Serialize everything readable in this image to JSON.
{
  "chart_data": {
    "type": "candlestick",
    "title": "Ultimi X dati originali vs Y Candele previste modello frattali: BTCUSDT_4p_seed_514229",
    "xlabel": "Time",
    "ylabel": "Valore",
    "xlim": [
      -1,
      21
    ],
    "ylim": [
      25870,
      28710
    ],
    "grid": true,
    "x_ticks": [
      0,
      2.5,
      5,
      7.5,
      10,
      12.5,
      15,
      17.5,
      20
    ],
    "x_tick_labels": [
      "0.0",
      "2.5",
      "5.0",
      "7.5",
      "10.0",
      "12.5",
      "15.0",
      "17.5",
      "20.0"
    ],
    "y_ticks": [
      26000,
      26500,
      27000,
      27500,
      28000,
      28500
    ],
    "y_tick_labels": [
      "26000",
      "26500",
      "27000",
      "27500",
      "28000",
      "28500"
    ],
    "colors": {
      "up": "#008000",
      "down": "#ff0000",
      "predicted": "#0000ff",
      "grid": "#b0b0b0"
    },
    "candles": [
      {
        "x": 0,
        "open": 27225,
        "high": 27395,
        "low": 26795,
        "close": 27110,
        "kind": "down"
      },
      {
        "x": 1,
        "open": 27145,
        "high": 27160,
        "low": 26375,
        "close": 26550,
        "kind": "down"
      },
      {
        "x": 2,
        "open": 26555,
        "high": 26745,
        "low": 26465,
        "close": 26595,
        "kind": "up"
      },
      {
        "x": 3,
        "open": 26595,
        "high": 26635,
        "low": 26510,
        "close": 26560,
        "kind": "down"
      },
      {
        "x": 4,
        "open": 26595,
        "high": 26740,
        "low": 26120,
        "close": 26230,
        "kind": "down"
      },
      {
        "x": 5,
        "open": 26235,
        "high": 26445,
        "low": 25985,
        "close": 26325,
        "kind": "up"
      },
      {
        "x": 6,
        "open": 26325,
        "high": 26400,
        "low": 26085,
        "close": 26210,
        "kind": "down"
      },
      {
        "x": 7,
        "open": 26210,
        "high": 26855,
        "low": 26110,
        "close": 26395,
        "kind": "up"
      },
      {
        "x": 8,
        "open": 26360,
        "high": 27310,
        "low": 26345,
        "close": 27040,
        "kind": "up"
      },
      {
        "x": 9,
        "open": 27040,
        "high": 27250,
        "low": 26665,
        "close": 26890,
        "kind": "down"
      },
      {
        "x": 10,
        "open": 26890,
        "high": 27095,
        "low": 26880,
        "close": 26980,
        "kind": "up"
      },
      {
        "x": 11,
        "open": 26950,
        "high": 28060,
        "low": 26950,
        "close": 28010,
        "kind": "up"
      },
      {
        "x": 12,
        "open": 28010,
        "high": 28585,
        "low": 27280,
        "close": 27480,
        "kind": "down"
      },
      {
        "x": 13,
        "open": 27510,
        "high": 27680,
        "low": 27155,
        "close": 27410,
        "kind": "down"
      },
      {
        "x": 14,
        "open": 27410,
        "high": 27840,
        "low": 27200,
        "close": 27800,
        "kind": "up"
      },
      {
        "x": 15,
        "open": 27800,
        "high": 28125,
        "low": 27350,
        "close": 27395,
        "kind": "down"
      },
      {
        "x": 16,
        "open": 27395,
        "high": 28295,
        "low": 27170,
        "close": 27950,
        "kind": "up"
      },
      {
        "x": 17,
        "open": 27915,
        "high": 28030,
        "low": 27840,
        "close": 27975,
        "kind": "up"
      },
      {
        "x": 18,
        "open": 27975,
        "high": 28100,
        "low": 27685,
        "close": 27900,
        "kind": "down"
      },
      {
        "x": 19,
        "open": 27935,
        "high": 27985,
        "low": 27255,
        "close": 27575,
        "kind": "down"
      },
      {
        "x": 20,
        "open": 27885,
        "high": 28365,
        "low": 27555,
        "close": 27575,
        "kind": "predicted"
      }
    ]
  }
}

§ Your objective: Without leaving anything out, quote all the data.

§ Written solution:
Serialize everything readable in this image to JSON.
{
  "chart_data": {
    "type": "candlestick",
    "title": "Ultimi X dati originali vs Y Candele previste modello frattali: BTCUSDT_4p_seed_514229",
    "xlabel": "Time",
    "ylabel": "Valore",
    "xlim": [
      -1,
      21
    ],
    "ylim": [
      25870,
      28710
    ],
    "grid": true,
    "x_ticks": [
      0,
      2.5,
      5,
      7.5,
      10,
      12.5,
      15,
      17.5,
      20
    ],
    "x_tick_labels": [
      "0.0",
      "2.5",
      "5.0",
      "7.5",
      "10.0",
      "12.5",
      "15.0",
      "17.5",
      "20.0"
    ],
    "y_ticks": [
      26000,
      26500,
      27000,
      27500,
      28000,
      28500
    ],
    "y_tick_labels": [
      "26000",
      "26500",
      "27000",
      "27500",
      "28000",
      "28500"
    ],
    "colors": {
      "up": "#008000",
      "down": "#ff0000",
      "predicted": "#0000ff",
      "grid": "#b0b0b0"
    },
    "candles": [
      {
        "x": 0,
        "open": 27225,
        "high": 27395,
        "low": 26795,
        "close": 27110,
        "kind": "down"
      },
      {
        "x": 1,
        "open": 27145,
        "high": 27160,
        "low": 26375,
        "close": 26550,
        "kind": "down"
      },
      {
        "x": 2,
        "open": 26555,
        "high": 26745,
        "low": 26465,
        "close": 26595,
        "kind": "up"
      },
      {
        "x": 3,
        "open": 26595,
        "high": 26635,
        "low": 26510,
        "close": 26560,
        "kind": "down"
      },
      {
        "x": 4,
        "open": 26595,
        "high": 26740,
        "low": 26120,
        "close": 26230,
        "kind": "down"
      },
      {
        "x": 5,
        "open": 26235,
        "high": 26445,
        "low": 25985,
        "close": 26325,
        "kind": "up"
      },
      {
        "x": 6,
        "open": 26325,
        "high": 26400,
        "low": 26085,
        "close": 26210,
        "kind": "down"
      },
      {
        "x": 7,
        "open": 26210,
        "high": 26855,
        "low": 26110,
        "close": 26395,
        "kind": "up"
      },
      {
        "x": 8,
        "open": 26360,
        "high": 27310,
        "low": 26345,
        "close": 27040,
        "kind": "up"
      },
      {
        "x": 9,
        "open": 27040,
        "high": 27250,
        "low": 26665,
        "close": 26890,
        "kind": "down"
      },
      {
        "x": 10,
        "open": 26890,
        "high": 27095,
        "low": 26880,
        "close": 26980,
        "kind": "up"
      },
      {
        "x": 11,
        "open": 26950,
        "high": 28060,
        "low": 26950,
        "close": 28010,
        "kind": "up"
      },
      {
        "x": 12,
        "open": 28010,
        "high": 28585,
        "low": 27280,
        "close": 27480,
        "kind": "down"
      },
      {
        "x": 13,
        "open": 27510,
        "high": 27680,
        "low": 27155,
        "close": 27410,
        "kind": "down"
      },
      {
        "x": 14,
        "open": 27410,
        "high": 27840,
        "low": 27200,
        "close": 27800,
        "kind": "up"
      },
      {
        "x": 15,
        "open": 27800,
        "high": 28125,
        "low": 27350,
        "close": 27395,
        "kind": "down"
      },
      {
        "x": 16,
        "open": 27395,
        "high": 28295,
        "low": 27170,
        "close": 27950,
        "kind": "up"
      },
      {
        "x": 17,
        "open": 27915,
        "high": 28030,
        "low": 27840,
        "close": 27975,
        "kind": "up"
      },
      {
        "x": 18,
        "open": 27975,
        "high": 28100,
        "low": 27685,
        "close": 27900,
        "kind": "down"
      },
      {
        "x": 19,
        "open": 27935,
        "high": 27985,
        "low": 27255,
        "close": 27575,
        "kind": "down"
      },
      {
        "x": 20,
        "open": 27885,
        "high": 28365,
        "low": 27555,
        "close": 27575,
        "kind": "predicted"
      }
    ]
  }
}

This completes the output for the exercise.